_Stated exercise_: Reproduce the material character for character, from its first line through the line containing "border-color-swatch[interactable] bbox=[355, 278, 375, 288]", including both of those lines.

>>>

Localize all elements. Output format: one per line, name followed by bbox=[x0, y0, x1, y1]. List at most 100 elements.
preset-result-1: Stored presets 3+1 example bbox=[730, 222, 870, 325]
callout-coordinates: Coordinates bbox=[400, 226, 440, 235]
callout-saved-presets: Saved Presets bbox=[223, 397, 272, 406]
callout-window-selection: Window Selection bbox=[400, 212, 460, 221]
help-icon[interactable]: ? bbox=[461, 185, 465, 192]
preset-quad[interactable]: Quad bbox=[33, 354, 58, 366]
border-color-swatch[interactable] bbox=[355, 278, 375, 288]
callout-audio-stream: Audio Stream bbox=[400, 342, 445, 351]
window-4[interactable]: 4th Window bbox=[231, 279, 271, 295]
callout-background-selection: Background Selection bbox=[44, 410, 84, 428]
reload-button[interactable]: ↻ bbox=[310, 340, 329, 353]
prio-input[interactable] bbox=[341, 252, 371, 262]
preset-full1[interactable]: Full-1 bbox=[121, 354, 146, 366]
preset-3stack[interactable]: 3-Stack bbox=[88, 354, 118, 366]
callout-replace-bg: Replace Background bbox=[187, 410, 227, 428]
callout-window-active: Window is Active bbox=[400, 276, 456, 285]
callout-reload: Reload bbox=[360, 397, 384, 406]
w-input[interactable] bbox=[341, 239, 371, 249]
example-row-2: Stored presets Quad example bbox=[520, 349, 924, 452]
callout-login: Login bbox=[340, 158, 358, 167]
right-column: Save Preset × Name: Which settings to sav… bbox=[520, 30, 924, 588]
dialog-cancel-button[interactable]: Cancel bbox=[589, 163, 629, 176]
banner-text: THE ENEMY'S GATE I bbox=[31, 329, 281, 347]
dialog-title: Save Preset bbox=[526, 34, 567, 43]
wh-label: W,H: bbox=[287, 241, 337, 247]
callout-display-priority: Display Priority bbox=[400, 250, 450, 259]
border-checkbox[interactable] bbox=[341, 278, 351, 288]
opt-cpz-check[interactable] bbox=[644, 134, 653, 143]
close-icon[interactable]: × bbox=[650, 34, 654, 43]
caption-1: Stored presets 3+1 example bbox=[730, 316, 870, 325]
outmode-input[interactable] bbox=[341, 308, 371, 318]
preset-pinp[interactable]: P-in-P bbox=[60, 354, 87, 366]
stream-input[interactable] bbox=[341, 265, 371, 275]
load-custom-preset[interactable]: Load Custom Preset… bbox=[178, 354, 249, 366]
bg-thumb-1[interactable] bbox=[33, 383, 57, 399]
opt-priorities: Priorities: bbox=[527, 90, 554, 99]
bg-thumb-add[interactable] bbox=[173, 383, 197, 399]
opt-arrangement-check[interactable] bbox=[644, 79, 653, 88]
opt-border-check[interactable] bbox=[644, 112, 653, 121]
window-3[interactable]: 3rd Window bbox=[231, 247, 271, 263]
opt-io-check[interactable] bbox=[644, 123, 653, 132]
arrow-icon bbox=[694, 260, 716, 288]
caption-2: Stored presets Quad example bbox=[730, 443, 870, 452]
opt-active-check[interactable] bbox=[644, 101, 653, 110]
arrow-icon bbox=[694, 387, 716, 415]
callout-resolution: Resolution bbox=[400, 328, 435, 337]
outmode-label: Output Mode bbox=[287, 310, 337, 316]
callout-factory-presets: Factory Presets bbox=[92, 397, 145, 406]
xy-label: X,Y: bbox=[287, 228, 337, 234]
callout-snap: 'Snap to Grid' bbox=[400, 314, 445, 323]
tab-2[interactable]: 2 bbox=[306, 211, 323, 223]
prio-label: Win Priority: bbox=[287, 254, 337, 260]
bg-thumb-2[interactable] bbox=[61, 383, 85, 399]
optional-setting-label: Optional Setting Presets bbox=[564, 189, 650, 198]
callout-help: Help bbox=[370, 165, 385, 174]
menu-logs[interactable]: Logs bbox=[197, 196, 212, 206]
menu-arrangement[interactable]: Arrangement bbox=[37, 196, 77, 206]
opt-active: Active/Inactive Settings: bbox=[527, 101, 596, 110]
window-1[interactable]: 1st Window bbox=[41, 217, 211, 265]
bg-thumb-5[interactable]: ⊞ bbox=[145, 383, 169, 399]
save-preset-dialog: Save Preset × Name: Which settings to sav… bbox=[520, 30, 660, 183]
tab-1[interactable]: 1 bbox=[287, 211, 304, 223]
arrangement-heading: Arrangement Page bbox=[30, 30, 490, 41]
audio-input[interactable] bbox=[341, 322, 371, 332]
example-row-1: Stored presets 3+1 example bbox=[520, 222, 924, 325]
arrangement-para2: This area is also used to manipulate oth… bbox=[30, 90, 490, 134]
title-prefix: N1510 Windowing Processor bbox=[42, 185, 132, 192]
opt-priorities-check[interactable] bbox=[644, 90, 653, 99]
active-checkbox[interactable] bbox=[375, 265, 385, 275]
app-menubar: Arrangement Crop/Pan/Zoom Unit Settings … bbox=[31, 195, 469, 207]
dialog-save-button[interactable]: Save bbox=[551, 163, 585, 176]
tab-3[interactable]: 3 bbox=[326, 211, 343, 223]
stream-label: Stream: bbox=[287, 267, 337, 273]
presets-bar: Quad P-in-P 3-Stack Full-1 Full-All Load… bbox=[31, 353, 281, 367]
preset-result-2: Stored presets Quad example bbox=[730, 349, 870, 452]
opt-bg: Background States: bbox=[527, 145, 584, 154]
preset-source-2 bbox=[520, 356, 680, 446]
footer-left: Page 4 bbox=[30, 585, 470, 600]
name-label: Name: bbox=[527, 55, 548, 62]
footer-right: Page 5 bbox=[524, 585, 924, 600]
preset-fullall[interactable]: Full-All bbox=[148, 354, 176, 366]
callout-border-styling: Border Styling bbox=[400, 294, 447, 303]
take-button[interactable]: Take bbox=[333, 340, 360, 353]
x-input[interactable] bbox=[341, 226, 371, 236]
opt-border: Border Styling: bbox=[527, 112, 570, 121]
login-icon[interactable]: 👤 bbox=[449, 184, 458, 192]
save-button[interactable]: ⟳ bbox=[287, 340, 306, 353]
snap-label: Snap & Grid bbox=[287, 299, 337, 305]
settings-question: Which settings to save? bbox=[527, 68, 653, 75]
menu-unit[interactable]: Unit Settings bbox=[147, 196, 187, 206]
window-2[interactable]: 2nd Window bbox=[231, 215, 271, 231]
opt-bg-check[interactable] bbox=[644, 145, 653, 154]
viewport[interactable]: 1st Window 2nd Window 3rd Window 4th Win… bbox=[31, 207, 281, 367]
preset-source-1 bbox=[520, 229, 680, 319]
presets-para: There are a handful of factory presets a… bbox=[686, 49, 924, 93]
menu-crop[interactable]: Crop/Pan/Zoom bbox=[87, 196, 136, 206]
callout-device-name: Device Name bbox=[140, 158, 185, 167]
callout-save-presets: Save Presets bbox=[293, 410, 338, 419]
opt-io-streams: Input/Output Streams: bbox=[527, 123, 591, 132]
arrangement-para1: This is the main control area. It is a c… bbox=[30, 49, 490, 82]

<<<

_Exercise solution_:
Localize all elements. Output format: one per line, name followed by bbox=[x0, y0, x1, y1]. List at most 100 elements.
preset-result-1: Stored presets 3+1 example bbox=[730, 222, 870, 325]
callout-coordinates: Coordinates bbox=[400, 226, 440, 235]
callout-saved-presets: Saved Presets bbox=[223, 397, 272, 406]
callout-window-selection: Window Selection bbox=[400, 212, 460, 221]
help-icon[interactable]: ? bbox=[461, 185, 465, 192]
preset-quad[interactable]: Quad bbox=[33, 354, 58, 366]
border-color-swatch[interactable] bbox=[355, 278, 375, 288]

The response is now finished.